(What you will do): Pick out all lines in the listing holding the string "object" and copy them.

Figure record extracts
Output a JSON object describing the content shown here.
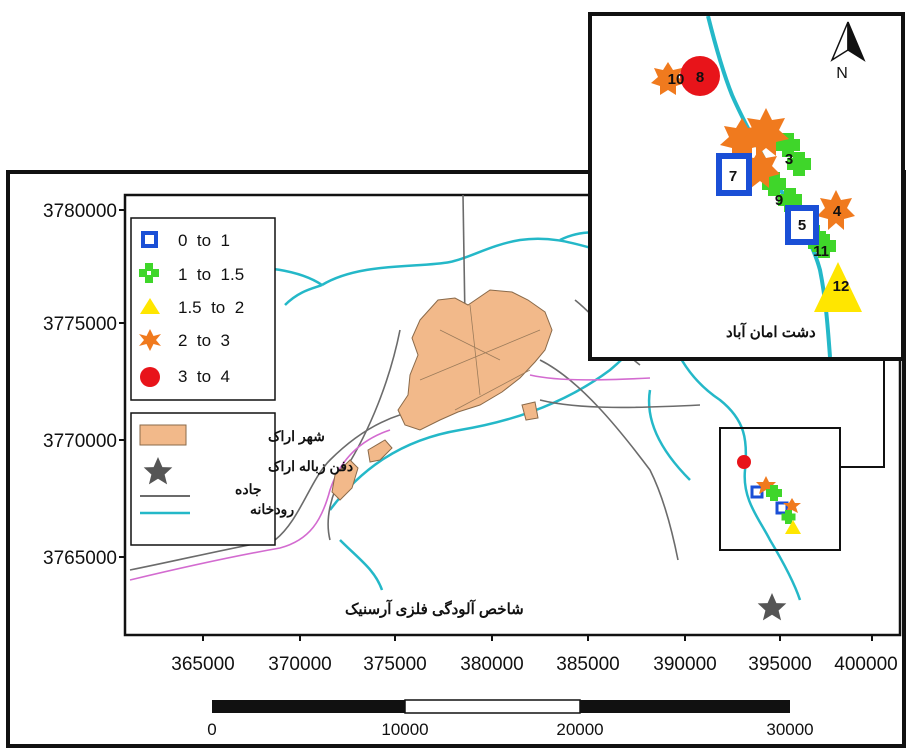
{
  "map": {
    "y_axis_labels": [
      "3780000",
      "3775000",
      "3770000",
      "3765000"
    ],
    "x_axis_labels": [
      "365000",
      "370000",
      "375000",
      "380000",
      "385000",
      "390000",
      "395000",
      "400000"
    ],
    "legend_classes": [
      {
        "label": "0  to  1",
        "symbol": "square",
        "color": "#1a4fd6"
      },
      {
        "label": "1  to  1.5",
        "symbol": "cross",
        "color": "#3fd62a"
      },
      {
        "label": "1.5  to  2",
        "symbol": "triangle",
        "color": "#ffe600"
      },
      {
        "label": "2  to  3",
        "symbol": "star",
        "color": "#f07a1e"
      },
      {
        "label": "3  to  4",
        "symbol": "circle",
        "color": "#e8141a"
      }
    ],
    "legend_features": [
      {
        "label": "شهر اراک",
        "symbol": "city-area",
        "color": "#f2b98a"
      },
      {
        "label": "دفن زباله اراک",
        "symbol": "landfill-star",
        "color": "#555555"
      },
      {
        "label": "جاده",
        "symbol": "road-line",
        "color": "#6b6b6b"
      },
      {
        "label": "رودخانه",
        "symbol": "river-line",
        "color": "#24b8c8"
      }
    ],
    "map_caption": "شاخص آلودگی فلزی آرسنیک",
    "scale_bar_labels": [
      "0",
      "10000",
      "20000",
      "30000"
    ],
    "inset": {
      "north_label": "N",
      "area_label": "دشت امان آباد",
      "sample_labels": [
        "10",
        "8",
        "3",
        "7",
        "9",
        "4",
        "5",
        "11",
        "12"
      ]
    },
    "colors": {
      "river": "#24b8c8",
      "road": "#6b6b6b",
      "boundary_pink": "#d36bd0",
      "city": "#f2b98a"
    }
  }
}
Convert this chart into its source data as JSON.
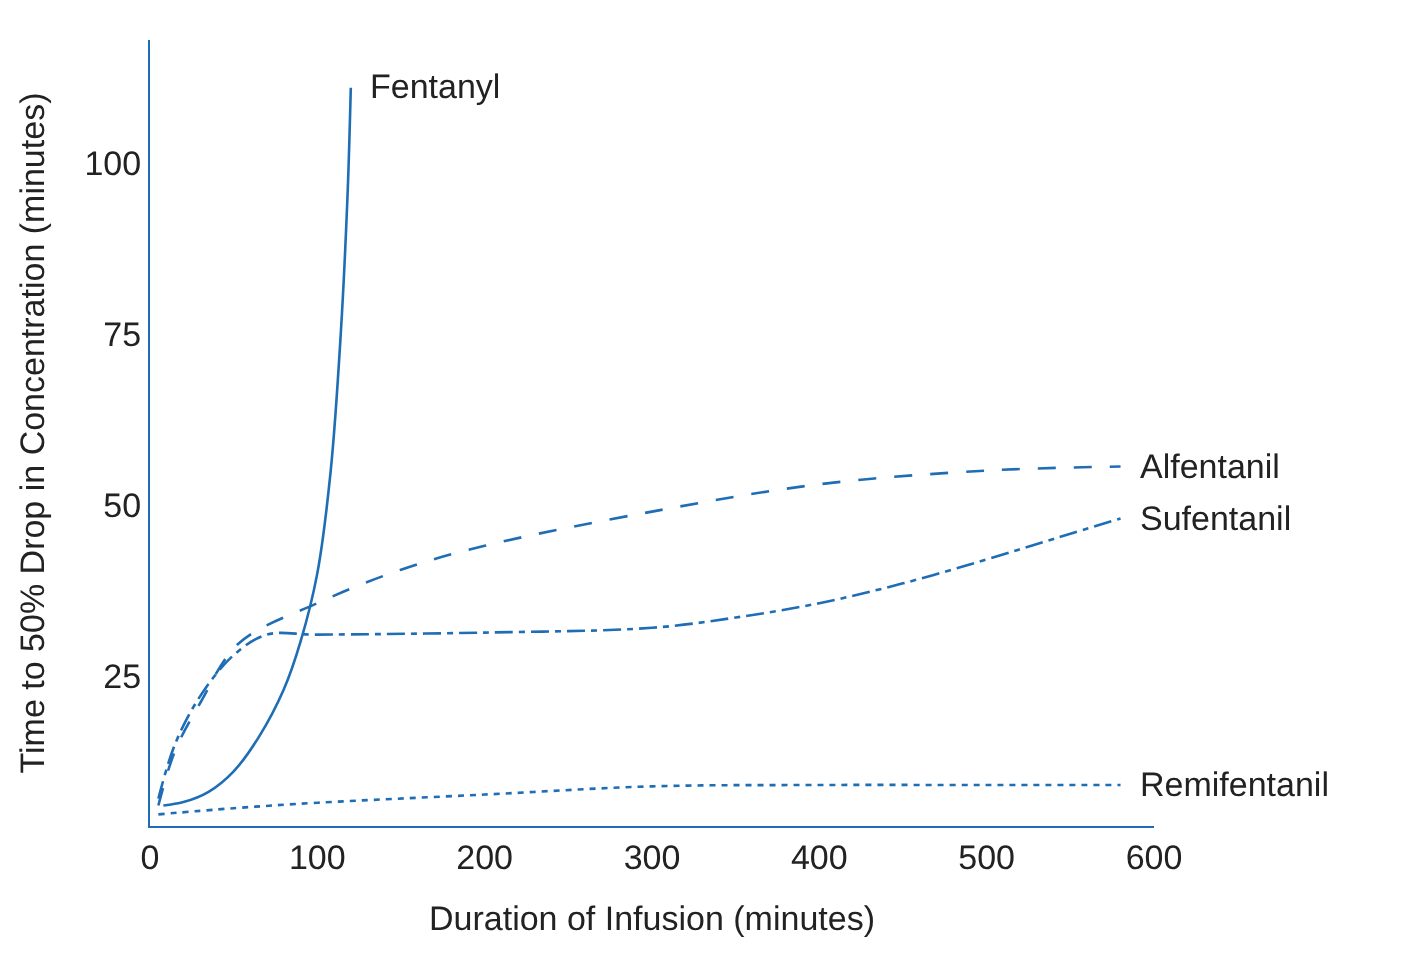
{
  "chart_data": {
    "type": "line",
    "xlabel": "Duration of Infusion (minutes)",
    "ylabel": "Time to 50% Drop in Concentration (minutes)",
    "xlim": [
      0,
      600
    ],
    "ylim": [
      3,
      118
    ],
    "xticks": [
      0,
      100,
      200,
      300,
      400,
      500,
      600
    ],
    "yticks": [
      25,
      50,
      75,
      100
    ],
    "legend": false,
    "marker": "none",
    "series": [
      {
        "name": "Fentanyl",
        "color": "#1f6db5",
        "line_style": "solid",
        "x": [
          8,
          20,
          35,
          50,
          65,
          80,
          90,
          100,
          108,
          114,
          118,
          120
        ],
        "values": [
          6,
          6.5,
          8,
          11,
          16,
          23,
          30,
          40,
          55,
          75,
          95,
          111
        ]
      },
      {
        "name": "Alfentanil",
        "color": "#1f6db5",
        "line_style": "dashed",
        "x": [
          5,
          15,
          30,
          53,
          100,
          150,
          200,
          300,
          400,
          500,
          580
        ],
        "values": [
          6,
          14,
          21,
          29.7,
          35.6,
          40.5,
          44,
          49,
          53,
          55,
          55.6
        ]
      },
      {
        "name": "Sufentanil",
        "color": "#1f6db5",
        "line_style": "dashdot",
        "x": [
          5,
          15,
          30,
          50,
          70,
          100,
          200,
          300,
          350,
          400,
          450,
          500,
          540,
          580
        ],
        "values": [
          7,
          15,
          22,
          28,
          31,
          31,
          31.3,
          32,
          33.5,
          35.6,
          38.5,
          42,
          45,
          48
        ]
      },
      {
        "name": "Remifentanil",
        "color": "#1f6db5",
        "line_style": "dotted",
        "x": [
          5,
          50,
          100,
          200,
          300,
          400,
          500,
          580
        ],
        "values": [
          4.7,
          5.6,
          6.4,
          7.6,
          8.8,
          9,
          9,
          9
        ]
      }
    ]
  }
}
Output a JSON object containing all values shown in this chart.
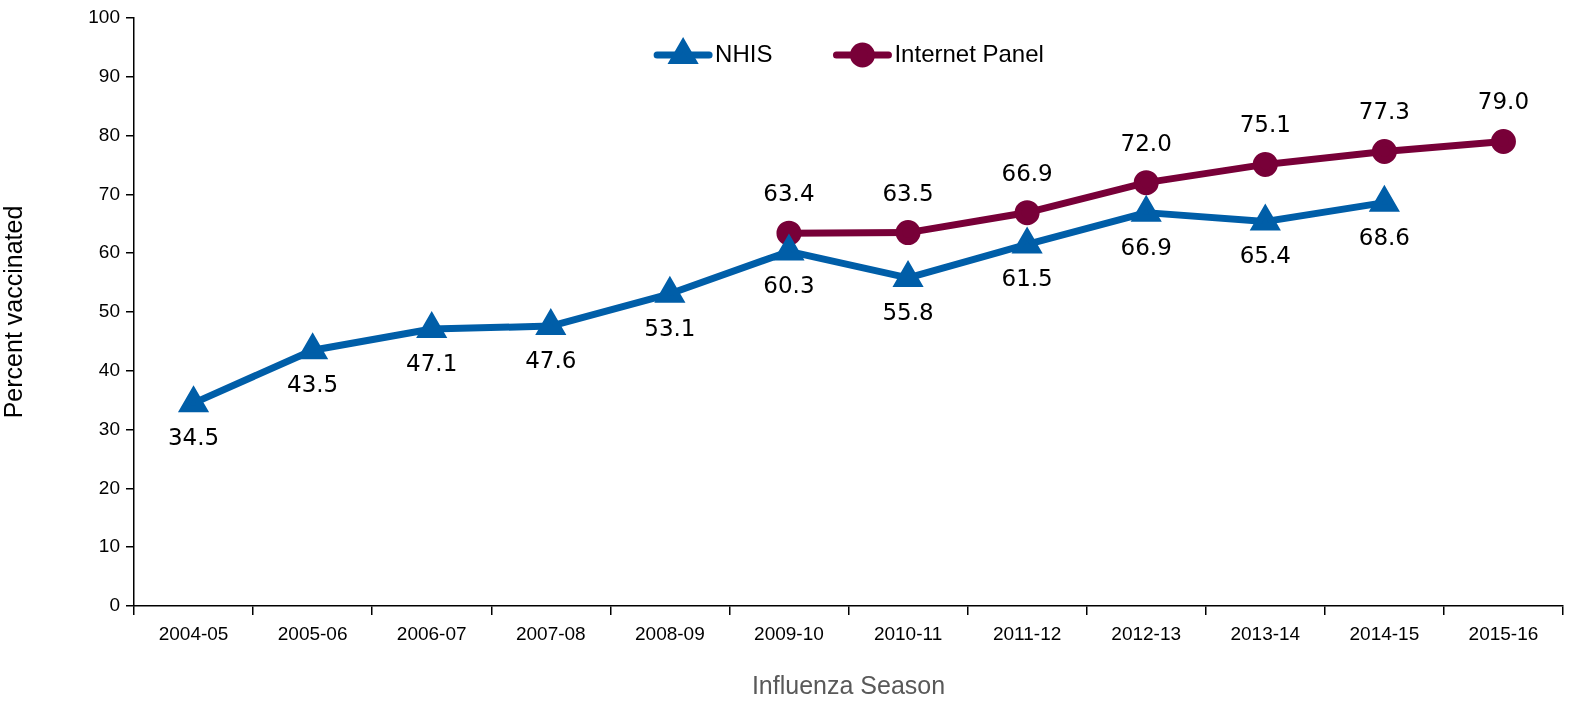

(Finished answer):
Output a JSON object describing the content shown here.
Output a JSON object containing all values shown in this chart.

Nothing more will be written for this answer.